■ **Provided records**:
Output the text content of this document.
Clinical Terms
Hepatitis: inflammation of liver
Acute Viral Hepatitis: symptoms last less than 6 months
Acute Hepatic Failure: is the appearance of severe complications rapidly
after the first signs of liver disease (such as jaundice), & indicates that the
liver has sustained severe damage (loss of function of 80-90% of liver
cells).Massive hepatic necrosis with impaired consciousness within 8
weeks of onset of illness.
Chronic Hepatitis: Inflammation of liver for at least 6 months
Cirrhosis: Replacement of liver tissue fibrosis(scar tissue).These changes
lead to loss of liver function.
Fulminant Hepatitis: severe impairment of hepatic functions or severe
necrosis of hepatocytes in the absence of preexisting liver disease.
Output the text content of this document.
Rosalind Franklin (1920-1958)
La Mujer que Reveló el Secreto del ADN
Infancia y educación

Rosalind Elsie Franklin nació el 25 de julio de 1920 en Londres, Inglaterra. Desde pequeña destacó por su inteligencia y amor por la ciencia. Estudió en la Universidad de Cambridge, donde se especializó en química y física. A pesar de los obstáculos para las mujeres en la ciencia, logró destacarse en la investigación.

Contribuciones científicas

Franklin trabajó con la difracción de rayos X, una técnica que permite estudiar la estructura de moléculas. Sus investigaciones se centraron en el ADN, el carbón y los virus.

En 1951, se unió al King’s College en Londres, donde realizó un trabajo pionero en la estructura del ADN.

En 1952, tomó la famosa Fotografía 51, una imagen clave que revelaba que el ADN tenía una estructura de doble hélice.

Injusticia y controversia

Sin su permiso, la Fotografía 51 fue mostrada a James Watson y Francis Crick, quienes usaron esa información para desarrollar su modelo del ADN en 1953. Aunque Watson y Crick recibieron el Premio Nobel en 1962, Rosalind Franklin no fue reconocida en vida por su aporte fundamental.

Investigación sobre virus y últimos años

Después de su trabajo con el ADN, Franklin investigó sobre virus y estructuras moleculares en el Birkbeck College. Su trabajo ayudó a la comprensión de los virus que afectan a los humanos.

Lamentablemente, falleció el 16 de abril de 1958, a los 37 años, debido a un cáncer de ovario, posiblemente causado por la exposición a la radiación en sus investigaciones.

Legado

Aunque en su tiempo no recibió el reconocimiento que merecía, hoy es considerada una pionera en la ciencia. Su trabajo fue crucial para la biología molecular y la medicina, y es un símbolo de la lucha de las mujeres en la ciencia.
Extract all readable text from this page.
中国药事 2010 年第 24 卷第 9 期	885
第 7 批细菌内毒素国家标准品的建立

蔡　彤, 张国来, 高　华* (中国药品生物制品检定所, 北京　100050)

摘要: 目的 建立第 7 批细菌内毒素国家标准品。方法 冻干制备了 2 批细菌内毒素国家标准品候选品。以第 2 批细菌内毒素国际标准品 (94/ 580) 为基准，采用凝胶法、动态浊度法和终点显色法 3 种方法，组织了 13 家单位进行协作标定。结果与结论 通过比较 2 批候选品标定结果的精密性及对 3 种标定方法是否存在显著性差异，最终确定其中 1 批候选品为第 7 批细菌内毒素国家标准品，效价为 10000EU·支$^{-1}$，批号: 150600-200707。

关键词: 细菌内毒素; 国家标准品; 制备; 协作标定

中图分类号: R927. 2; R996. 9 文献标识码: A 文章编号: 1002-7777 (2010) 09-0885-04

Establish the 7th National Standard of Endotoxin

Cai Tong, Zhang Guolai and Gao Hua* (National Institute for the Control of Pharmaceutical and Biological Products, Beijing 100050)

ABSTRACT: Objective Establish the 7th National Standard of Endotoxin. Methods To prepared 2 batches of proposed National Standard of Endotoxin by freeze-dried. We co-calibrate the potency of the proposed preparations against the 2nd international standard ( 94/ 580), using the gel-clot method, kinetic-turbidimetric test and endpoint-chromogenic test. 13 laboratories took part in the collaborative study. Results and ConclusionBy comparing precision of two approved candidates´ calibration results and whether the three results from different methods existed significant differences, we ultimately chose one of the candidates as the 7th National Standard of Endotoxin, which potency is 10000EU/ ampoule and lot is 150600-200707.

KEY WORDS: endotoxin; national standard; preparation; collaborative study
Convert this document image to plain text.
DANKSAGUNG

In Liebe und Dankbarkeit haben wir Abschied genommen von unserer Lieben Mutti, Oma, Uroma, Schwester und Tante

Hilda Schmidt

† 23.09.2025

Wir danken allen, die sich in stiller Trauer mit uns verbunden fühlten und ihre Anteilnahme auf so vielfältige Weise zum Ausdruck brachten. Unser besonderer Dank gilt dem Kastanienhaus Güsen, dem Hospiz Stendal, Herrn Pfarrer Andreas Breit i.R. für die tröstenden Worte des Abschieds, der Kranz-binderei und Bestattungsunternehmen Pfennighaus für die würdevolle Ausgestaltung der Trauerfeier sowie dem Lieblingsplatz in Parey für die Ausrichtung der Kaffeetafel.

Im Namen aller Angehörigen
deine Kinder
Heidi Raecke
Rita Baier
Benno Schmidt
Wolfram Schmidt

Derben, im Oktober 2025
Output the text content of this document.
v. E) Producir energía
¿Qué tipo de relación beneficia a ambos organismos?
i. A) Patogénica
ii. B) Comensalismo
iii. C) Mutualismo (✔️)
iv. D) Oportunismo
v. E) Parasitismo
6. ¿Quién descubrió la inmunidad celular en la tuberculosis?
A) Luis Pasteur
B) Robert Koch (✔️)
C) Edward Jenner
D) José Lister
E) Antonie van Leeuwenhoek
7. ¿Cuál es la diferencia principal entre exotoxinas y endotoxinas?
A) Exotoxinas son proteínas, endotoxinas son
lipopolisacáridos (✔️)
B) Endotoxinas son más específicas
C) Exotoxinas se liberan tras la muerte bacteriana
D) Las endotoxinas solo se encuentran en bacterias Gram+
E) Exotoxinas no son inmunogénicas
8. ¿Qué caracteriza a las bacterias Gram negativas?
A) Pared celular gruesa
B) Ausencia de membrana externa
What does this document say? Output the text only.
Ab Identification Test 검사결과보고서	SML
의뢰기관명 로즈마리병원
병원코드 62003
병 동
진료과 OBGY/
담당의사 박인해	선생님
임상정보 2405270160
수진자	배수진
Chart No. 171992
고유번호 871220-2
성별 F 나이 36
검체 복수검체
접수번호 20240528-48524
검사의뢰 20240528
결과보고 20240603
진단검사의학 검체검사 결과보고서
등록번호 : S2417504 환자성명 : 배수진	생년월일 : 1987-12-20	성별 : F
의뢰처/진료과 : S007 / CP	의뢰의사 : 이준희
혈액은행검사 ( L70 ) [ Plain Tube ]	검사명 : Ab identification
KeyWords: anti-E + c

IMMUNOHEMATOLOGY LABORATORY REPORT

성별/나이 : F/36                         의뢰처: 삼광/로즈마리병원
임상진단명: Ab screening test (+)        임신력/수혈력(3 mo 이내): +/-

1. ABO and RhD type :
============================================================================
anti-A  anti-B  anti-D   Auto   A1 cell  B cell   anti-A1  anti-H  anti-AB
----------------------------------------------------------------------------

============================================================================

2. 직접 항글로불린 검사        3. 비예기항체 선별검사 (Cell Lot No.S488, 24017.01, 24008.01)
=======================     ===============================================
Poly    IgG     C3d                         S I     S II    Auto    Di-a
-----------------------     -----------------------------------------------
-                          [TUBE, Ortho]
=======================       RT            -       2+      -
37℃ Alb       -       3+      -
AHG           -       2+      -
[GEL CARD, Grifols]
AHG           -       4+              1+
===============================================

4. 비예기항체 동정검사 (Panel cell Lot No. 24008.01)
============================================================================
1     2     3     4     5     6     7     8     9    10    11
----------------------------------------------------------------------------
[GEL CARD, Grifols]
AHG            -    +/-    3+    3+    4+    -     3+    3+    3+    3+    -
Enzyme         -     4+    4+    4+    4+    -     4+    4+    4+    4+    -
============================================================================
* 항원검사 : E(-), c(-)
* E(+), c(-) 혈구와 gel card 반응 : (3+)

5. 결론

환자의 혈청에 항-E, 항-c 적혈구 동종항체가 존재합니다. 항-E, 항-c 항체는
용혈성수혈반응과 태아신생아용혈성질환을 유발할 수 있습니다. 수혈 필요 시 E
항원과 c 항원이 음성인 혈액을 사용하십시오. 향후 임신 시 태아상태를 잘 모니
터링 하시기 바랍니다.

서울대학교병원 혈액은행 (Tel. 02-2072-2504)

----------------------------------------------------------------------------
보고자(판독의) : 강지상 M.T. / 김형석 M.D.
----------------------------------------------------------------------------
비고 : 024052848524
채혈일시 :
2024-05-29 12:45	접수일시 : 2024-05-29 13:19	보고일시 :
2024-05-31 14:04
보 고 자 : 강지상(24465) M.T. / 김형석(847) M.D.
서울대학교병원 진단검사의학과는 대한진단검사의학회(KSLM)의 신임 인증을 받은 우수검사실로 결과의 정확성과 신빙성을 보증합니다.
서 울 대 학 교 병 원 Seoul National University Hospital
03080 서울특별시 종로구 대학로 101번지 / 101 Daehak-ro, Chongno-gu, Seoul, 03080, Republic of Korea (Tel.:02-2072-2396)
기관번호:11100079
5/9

■ **Try it**: Every line containing the word "necrosis" must be copied from the material above.

■ **Exercise solution**:
cells).Massive hepatic necrosis with impaired consciousness within 8
necrosis of hepatocytes in the absence of preexisting liver disease.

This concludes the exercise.